"""

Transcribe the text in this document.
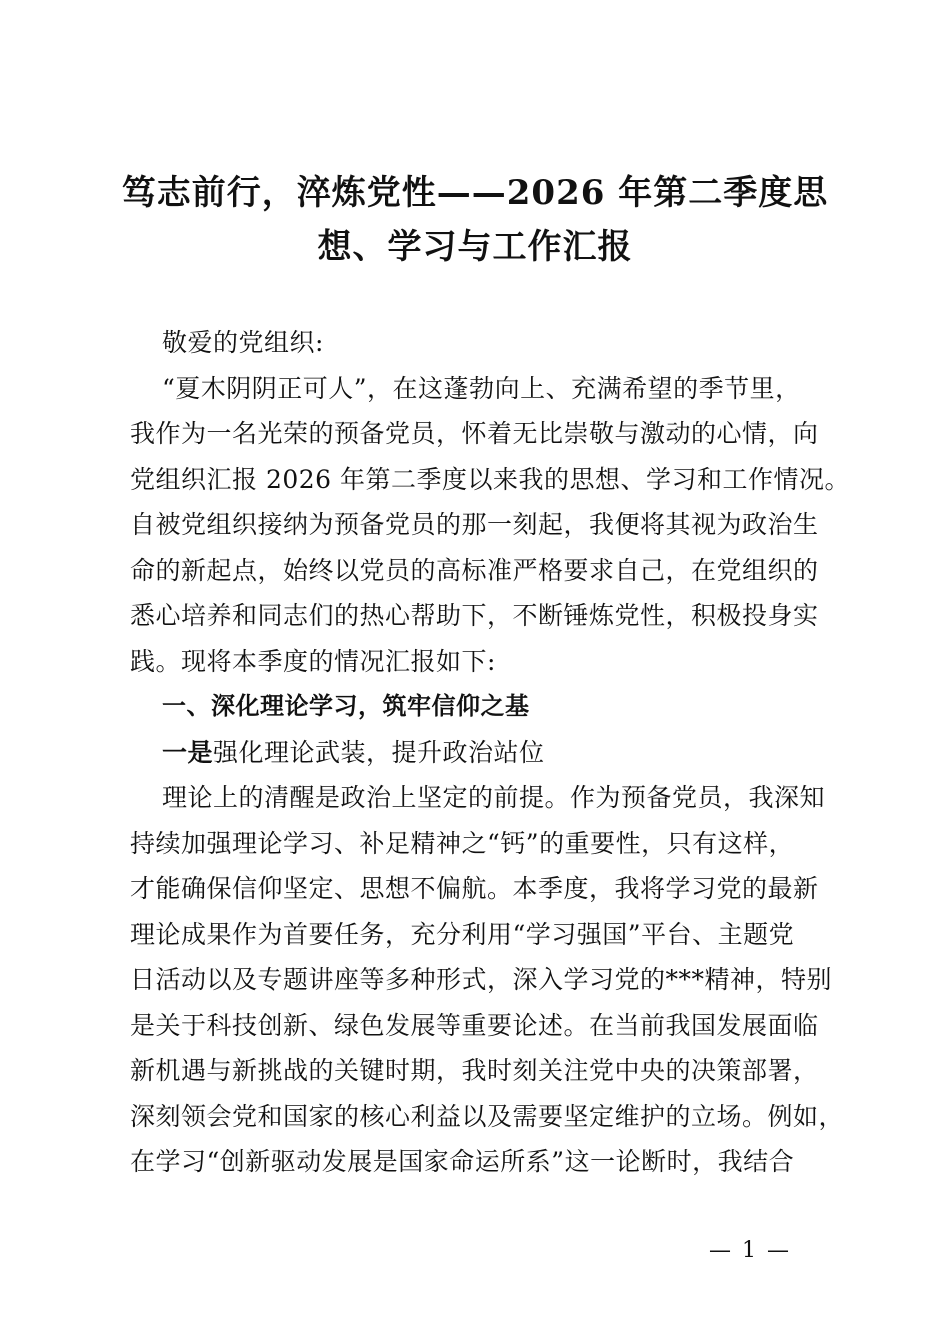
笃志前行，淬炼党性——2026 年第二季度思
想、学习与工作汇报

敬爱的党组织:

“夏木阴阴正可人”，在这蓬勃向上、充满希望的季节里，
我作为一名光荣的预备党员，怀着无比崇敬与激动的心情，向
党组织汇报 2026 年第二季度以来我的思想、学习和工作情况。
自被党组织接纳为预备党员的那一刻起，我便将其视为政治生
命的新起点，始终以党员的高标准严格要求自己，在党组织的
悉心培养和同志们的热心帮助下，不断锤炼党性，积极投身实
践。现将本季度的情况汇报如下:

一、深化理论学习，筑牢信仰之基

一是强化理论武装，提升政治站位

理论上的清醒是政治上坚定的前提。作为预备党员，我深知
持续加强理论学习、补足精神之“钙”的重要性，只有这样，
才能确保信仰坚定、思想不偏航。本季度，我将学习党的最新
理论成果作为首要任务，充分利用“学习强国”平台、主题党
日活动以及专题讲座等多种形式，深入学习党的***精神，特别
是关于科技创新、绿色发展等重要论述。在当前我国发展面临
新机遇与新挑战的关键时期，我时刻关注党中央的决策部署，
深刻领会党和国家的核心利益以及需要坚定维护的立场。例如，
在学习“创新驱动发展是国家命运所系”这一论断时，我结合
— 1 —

"""

## EXERCISE GOAL
Every entry must be reproduced exactly, with the images left out.

## OUTPUT
Transcribe the text in this document.
笃志前行，淬炼党性——2026 年第二季度思
想、学习与工作汇报

敬爱的党组织:

“夏木阴阴正可人”，在这蓬勃向上、充满希望的季节里，
我作为一名光荣的预备党员，怀着无比崇敬与激动的心情，向
党组织汇报 2026 年第二季度以来我的思想、学习和工作情况。
自被党组织接纳为预备党员的那一刻起，我便将其视为政治生
命的新起点，始终以党员的高标准严格要求自己，在党组织的
悉心培养和同志们的热心帮助下，不断锤炼党性，积极投身实
践。现将本季度的情况汇报如下:

一、深化理论学习，筑牢信仰之基

一是强化理论武装，提升政治站位

理论上的清醒是政治上坚定的前提。作为预备党员，我深知
持续加强理论学习、补足精神之“钙”的重要性，只有这样，
才能确保信仰坚定、思想不偏航。本季度，我将学习党的最新
理论成果作为首要任务，充分利用“学习强国”平台、主题党
日活动以及专题讲座等多种形式，深入学习党的***精神，特别
是关于科技创新、绿色发展等重要论述。在当前我国发展面临
新机遇与新挑战的关键时期，我时刻关注党中央的决策部署，
深刻领会党和国家的核心利益以及需要坚定维护的立场。例如，
在学习“创新驱动发展是国家命运所系”这一论断时，我结合
— 1 —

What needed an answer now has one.